◆ Exercise requirements ◆
Your task is to give the listing below back word for word, pictures excluded.

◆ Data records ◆
────────────────────────────────────────

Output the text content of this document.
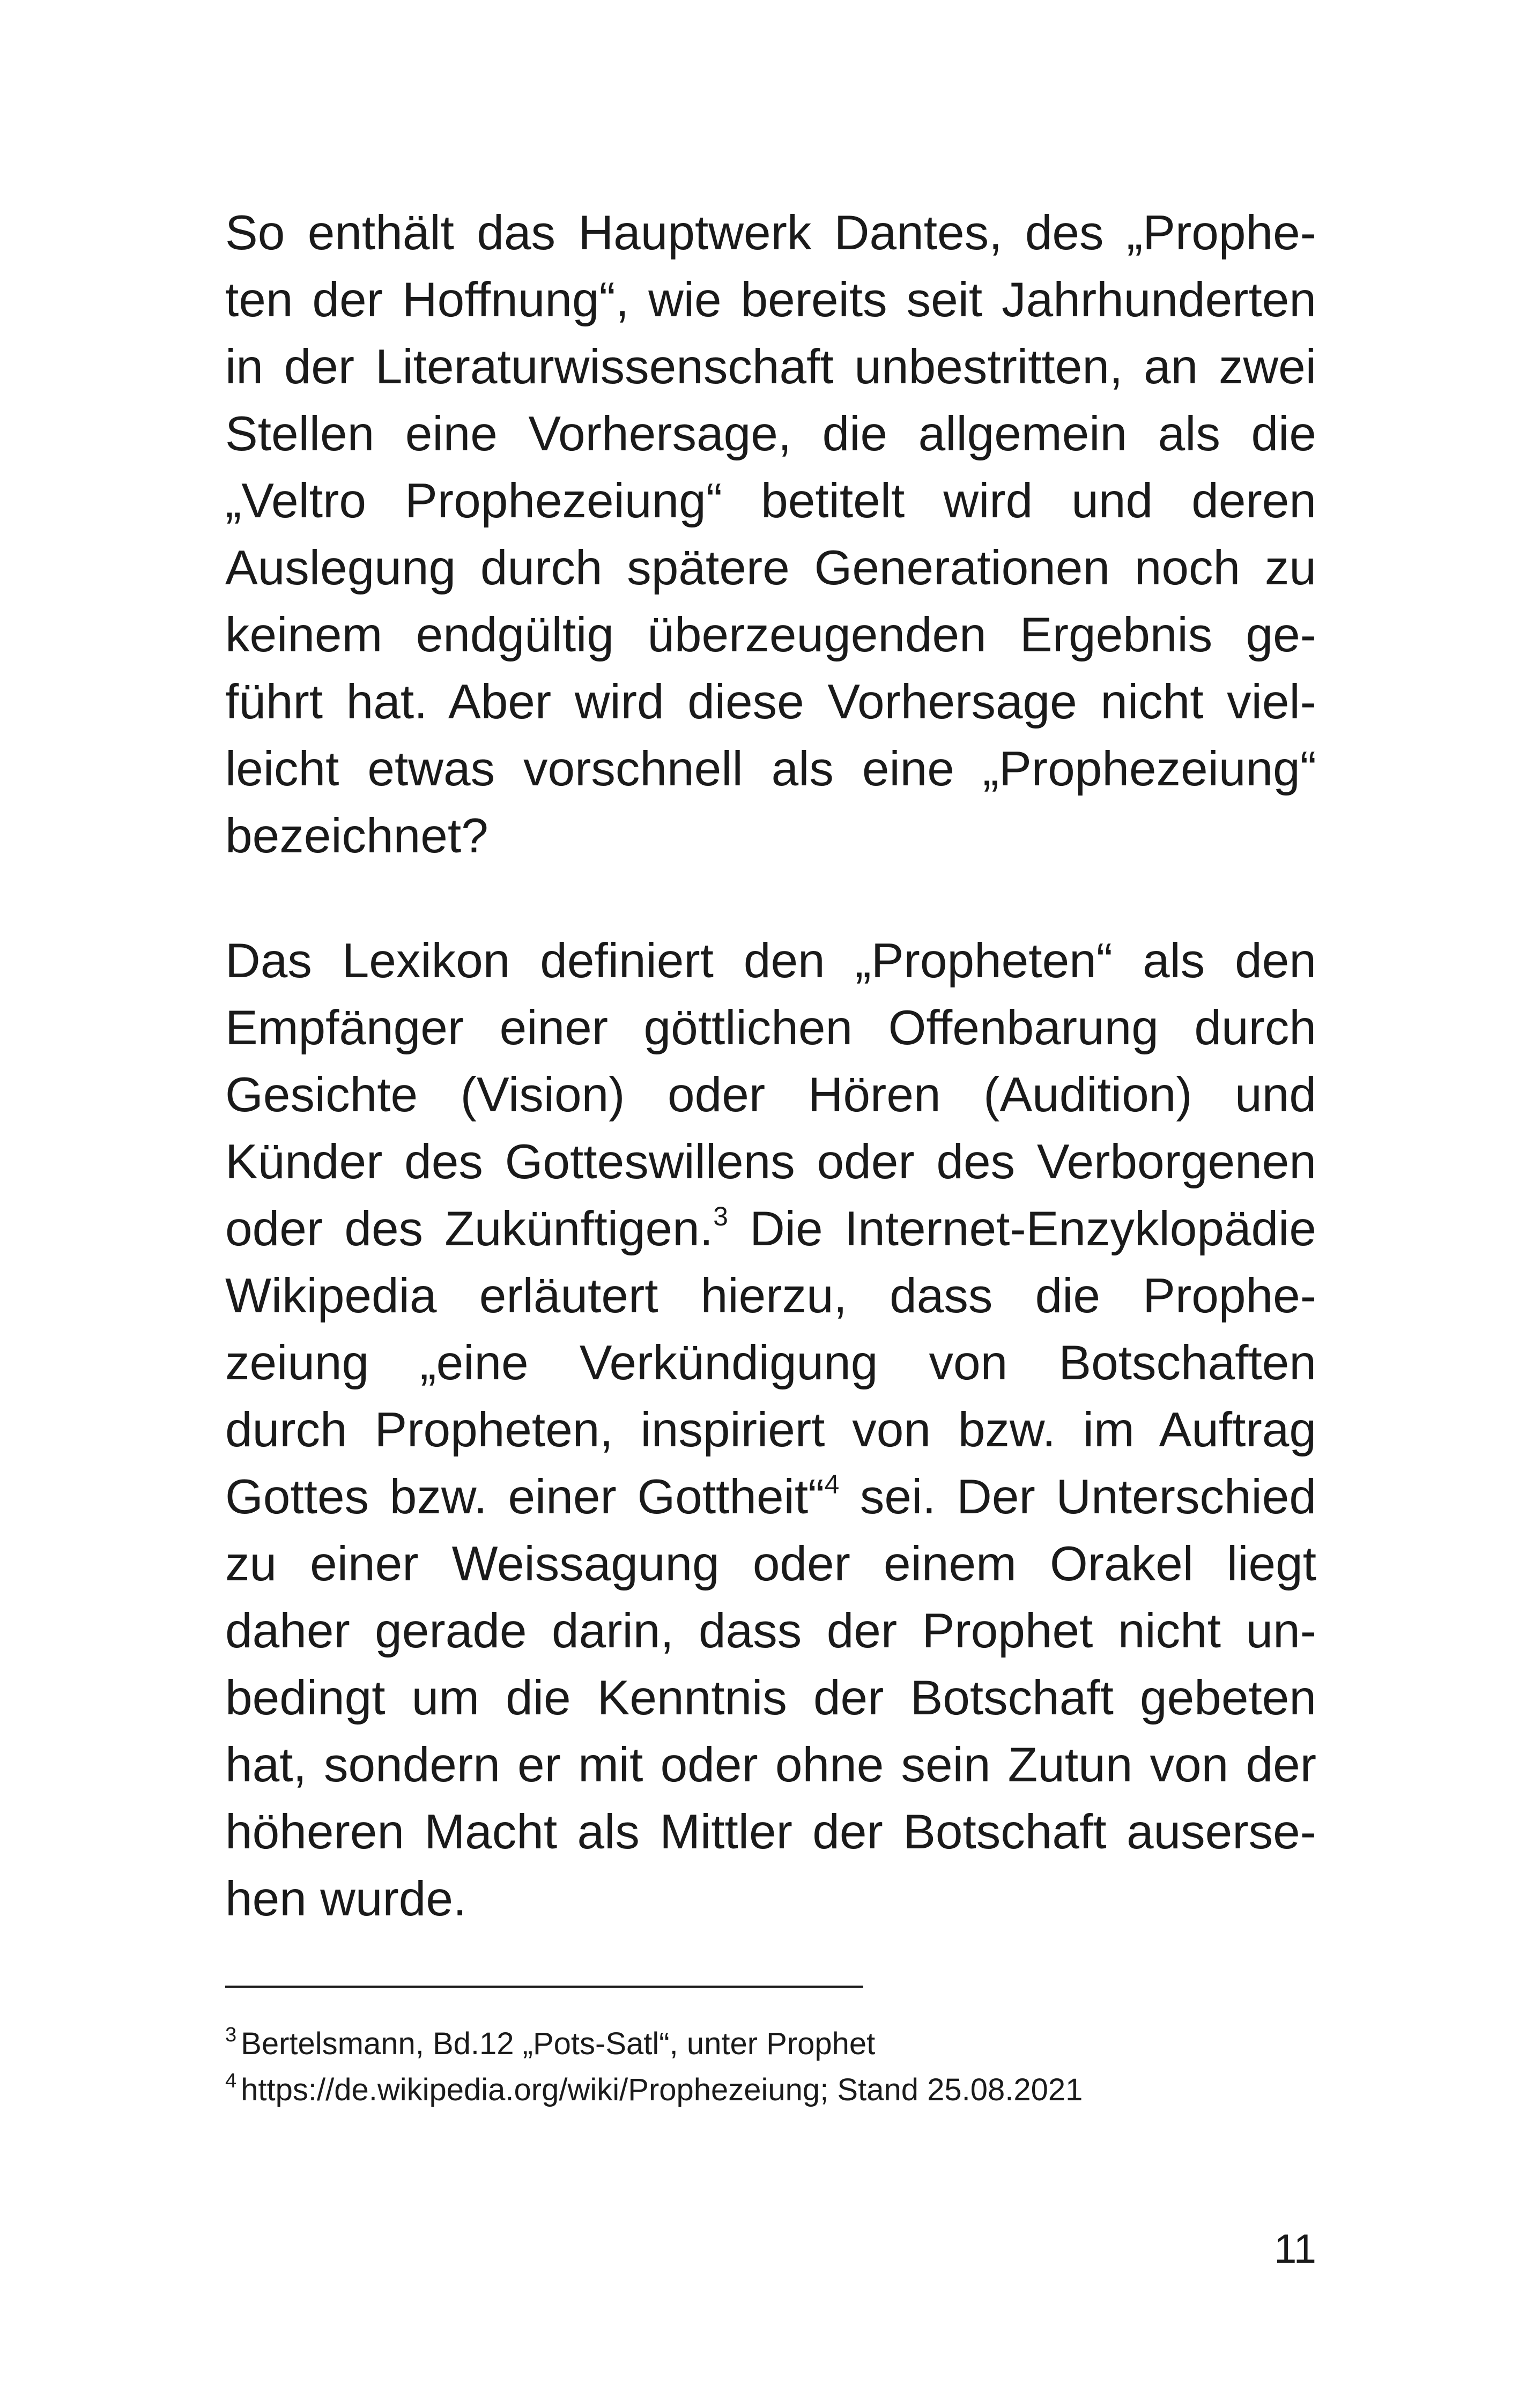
So enthält das Hauptwerk Dantes, des „Prophe-
ten der Hoffnung“, wie bereits seit Jahrhunderten
in der Literaturwissenschaft unbestritten, an zwei
Stellen eine Vorhersage, die allgemein als die
„Veltro Prophezeiung“ betitelt wird und deren
Auslegung durch spätere Generationen noch zu
keinem endgültig überzeugenden Ergebnis ge-
führt hat. Aber wird diese Vorhersage nicht viel-
leicht etwas vorschnell als eine „Prophezeiung“
bezeichnet?
Das Lexikon definiert den „Propheten“ als den
Empfänger einer göttlichen Offenbarung durch
Gesichte (Vision) oder Hören (Audition) und
Künder des Gotteswillens oder des Verborgenen
oder des Zukünftigen.$^3$ Die Internet-Enzyklopädie
Wikipedia erläutert hierzu, dass die Prophe-
zeiung „eine Verkündigung von Botschaften
durch Propheten, inspiriert von bzw. im Auftrag
Gottes bzw. einer Gottheit“$^4$ sei. Der Unterschied
zu einer Weissagung oder einem Orakel liegt
daher gerade darin, dass der Prophet nicht un-
bedingt um die Kenntnis der Botschaft gebeten
hat, sondern er mit oder ohne sein Zutun von der
höheren Macht als Mittler der Botschaft auserse-
hen wurde.
$^3$ Bertelsmann, Bd.12 „Pots-Satl“, unter Prophet
$^4$ https://de.wikipedia.org/wiki/Prophezeiung; Stand 25.08.2021
11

────────────────────────────────────────

◆ Answer to the problem ◆
Output the text content of this document.
So enthält das Hauptwerk Dantes, des „Prophe-
ten der Hoffnung“, wie bereits seit Jahrhunderten
in der Literaturwissenschaft unbestritten, an zwei
Stellen eine Vorhersage, die allgemein als die
„Veltro Prophezeiung“ betitelt wird und deren
Auslegung durch spätere Generationen noch zu
keinem endgültig überzeugenden Ergebnis ge-
führt hat. Aber wird diese Vorhersage nicht viel-
leicht etwas vorschnell als eine „Prophezeiung“
bezeichnet?
Das Lexikon definiert den „Propheten“ als den
Empfänger einer göttlichen Offenbarung durch
Gesichte (Vision) oder Hören (Audition) und
Künder des Gotteswillens oder des Verborgenen
oder des Zukünftigen.$^3$ Die Internet-Enzyklopädie
Wikipedia erläutert hierzu, dass die Prophe-
zeiung „eine Verkündigung von Botschaften
durch Propheten, inspiriert von bzw. im Auftrag
Gottes bzw. einer Gottheit“$^4$ sei. Der Unterschied
zu einer Weissagung oder einem Orakel liegt
daher gerade darin, dass der Prophet nicht un-
bedingt um die Kenntnis der Botschaft gebeten
hat, sondern er mit oder ohne sein Zutun von der
höheren Macht als Mittler der Botschaft auserse-
hen wurde.
$^3$ Bertelsmann, Bd.12 „Pots-Satl“, unter Prophet
$^4$ https://de.wikipedia.org/wiki/Prophezeiung; Stand 25.08.2021
11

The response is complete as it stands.